> **Challenge**
Reply with nothing except the number of lines that contain the word "name".

** Begin **

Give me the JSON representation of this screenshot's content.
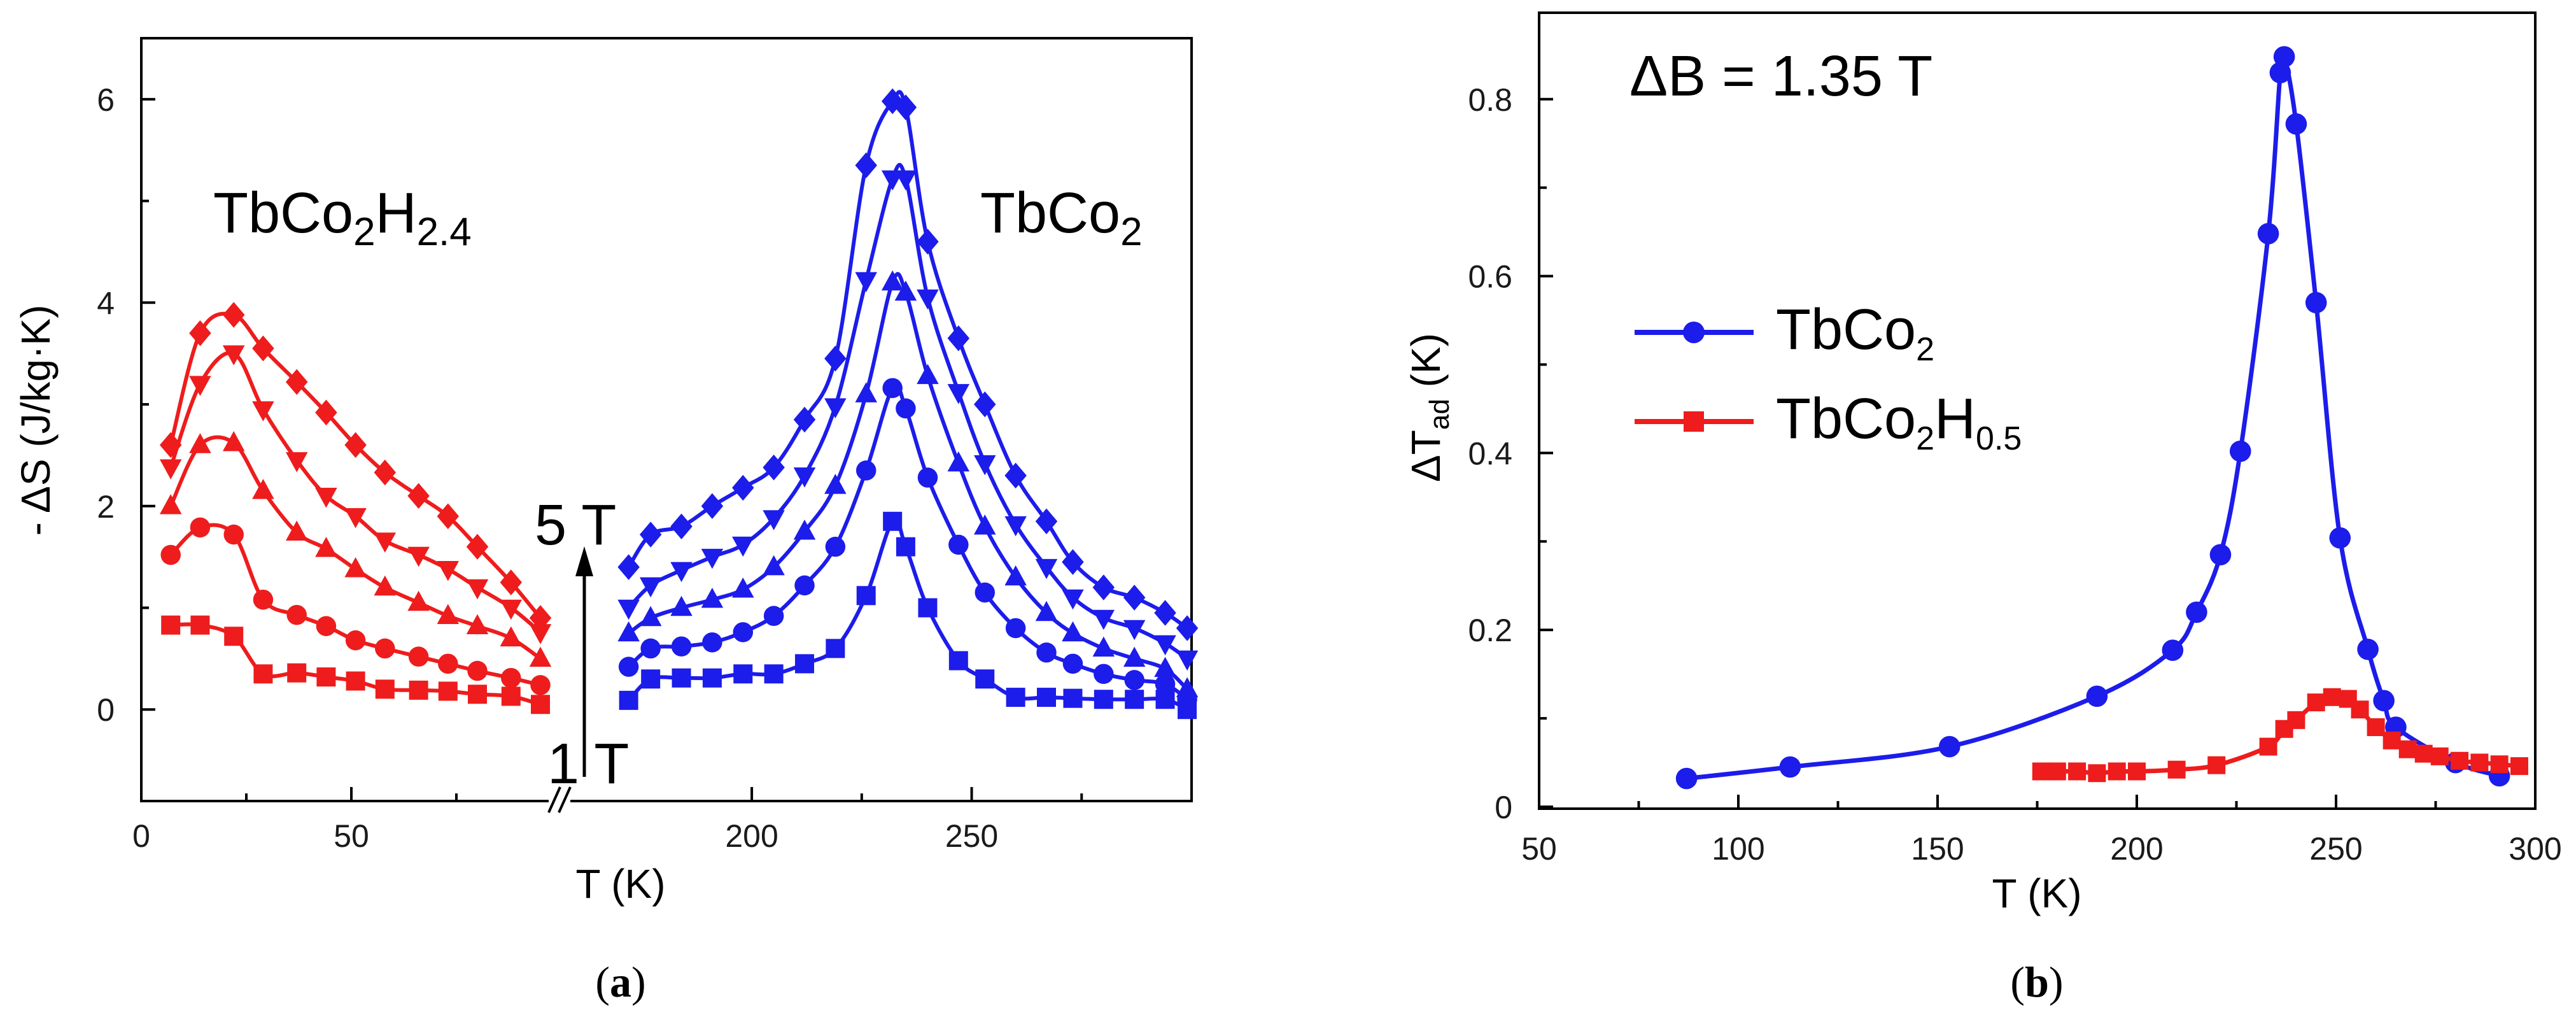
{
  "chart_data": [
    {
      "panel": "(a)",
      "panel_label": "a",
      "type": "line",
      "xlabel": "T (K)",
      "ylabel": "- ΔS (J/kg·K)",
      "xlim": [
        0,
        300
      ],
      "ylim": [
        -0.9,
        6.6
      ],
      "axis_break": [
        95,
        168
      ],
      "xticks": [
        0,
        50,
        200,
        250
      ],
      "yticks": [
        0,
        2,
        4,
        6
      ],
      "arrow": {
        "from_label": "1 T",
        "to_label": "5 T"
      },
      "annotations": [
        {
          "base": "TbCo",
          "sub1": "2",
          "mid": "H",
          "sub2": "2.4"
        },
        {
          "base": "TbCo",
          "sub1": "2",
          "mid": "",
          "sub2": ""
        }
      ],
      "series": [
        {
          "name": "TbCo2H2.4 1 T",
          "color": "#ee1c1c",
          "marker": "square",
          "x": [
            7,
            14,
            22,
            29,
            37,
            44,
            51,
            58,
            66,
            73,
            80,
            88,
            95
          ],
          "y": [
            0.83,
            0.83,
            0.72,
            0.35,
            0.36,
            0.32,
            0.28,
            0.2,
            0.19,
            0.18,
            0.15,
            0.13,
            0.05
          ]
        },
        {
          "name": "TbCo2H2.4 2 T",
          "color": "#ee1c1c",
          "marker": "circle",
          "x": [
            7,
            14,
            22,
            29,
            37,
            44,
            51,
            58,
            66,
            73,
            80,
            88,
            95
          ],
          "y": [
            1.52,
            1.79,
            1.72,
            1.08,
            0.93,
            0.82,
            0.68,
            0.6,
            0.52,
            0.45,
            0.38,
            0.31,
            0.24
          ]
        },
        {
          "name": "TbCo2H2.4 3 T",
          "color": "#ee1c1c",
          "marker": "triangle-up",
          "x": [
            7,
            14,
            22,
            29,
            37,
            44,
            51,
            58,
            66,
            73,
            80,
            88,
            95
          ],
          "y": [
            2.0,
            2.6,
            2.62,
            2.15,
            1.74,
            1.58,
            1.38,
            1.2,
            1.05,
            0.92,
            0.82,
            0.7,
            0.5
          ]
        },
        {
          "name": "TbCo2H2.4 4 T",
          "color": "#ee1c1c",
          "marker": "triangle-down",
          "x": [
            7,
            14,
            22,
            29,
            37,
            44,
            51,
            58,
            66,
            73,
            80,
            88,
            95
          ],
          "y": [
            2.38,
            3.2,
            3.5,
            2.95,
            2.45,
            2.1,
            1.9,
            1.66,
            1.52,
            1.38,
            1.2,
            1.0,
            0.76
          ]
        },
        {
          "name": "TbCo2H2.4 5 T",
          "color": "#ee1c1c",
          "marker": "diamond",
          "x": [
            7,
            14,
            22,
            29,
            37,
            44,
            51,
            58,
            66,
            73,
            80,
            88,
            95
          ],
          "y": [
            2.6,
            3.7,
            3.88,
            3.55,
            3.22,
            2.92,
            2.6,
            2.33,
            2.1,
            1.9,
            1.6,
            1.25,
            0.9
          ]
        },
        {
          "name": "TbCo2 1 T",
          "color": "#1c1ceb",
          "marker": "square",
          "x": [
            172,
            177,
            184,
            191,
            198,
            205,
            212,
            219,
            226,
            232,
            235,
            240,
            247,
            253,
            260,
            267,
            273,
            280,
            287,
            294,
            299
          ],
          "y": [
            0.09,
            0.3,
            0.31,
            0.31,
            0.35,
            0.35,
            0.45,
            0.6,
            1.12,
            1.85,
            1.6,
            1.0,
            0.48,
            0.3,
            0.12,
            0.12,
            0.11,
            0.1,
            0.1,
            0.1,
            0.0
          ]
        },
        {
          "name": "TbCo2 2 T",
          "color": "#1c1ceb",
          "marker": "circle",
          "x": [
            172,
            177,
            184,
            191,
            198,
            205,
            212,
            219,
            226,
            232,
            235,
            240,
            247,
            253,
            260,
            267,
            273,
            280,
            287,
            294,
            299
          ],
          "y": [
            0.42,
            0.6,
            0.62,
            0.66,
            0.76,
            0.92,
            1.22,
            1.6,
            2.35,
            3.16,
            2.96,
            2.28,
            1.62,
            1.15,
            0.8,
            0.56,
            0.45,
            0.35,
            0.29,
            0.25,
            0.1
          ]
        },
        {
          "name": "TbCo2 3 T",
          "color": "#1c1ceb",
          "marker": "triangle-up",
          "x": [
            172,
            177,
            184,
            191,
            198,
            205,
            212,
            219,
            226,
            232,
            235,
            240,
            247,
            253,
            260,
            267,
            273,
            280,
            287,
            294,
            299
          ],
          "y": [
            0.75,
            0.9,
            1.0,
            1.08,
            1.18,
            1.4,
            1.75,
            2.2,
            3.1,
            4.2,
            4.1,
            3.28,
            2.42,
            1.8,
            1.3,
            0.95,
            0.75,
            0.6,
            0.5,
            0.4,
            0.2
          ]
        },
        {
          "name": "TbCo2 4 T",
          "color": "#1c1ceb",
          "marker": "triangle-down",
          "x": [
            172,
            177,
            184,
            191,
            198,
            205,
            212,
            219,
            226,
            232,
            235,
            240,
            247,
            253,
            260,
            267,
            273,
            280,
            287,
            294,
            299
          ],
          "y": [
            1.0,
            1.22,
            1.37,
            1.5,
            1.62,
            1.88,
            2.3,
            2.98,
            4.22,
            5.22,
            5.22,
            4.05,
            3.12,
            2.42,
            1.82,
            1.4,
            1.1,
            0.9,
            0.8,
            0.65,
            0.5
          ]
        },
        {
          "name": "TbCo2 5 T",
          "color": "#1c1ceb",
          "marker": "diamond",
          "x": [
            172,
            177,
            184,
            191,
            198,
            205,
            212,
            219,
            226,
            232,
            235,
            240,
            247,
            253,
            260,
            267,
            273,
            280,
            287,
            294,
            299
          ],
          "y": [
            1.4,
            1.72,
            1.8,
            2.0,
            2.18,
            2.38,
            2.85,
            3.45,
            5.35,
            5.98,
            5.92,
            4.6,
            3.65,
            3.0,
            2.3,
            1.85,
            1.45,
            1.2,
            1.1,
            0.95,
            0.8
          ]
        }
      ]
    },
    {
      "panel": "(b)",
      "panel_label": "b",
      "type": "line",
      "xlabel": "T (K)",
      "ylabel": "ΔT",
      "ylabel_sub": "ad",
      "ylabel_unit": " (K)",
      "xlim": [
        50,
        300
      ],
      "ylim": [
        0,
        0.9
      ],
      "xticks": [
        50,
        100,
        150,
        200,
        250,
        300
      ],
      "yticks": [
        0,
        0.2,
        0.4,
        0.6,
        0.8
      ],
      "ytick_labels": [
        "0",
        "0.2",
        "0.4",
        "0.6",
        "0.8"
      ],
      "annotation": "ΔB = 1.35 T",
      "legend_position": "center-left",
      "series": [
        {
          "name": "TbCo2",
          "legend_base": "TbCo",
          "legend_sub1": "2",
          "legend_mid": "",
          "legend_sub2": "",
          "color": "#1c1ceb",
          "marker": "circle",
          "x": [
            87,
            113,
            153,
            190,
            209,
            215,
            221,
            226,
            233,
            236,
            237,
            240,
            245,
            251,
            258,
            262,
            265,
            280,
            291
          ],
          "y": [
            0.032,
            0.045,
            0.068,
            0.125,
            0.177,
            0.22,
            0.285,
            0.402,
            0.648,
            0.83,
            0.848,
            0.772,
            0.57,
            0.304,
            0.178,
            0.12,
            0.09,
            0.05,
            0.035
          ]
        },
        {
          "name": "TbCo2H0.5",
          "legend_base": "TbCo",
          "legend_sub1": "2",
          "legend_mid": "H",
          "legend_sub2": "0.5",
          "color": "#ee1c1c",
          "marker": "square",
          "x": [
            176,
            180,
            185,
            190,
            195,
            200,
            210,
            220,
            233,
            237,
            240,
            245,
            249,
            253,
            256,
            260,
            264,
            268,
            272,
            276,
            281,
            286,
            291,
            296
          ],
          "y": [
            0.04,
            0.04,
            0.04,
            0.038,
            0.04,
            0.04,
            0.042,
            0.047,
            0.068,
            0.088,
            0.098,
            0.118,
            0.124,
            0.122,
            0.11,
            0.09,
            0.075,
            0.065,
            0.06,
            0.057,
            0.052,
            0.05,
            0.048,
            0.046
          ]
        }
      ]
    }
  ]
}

** End **

> **Final result**
12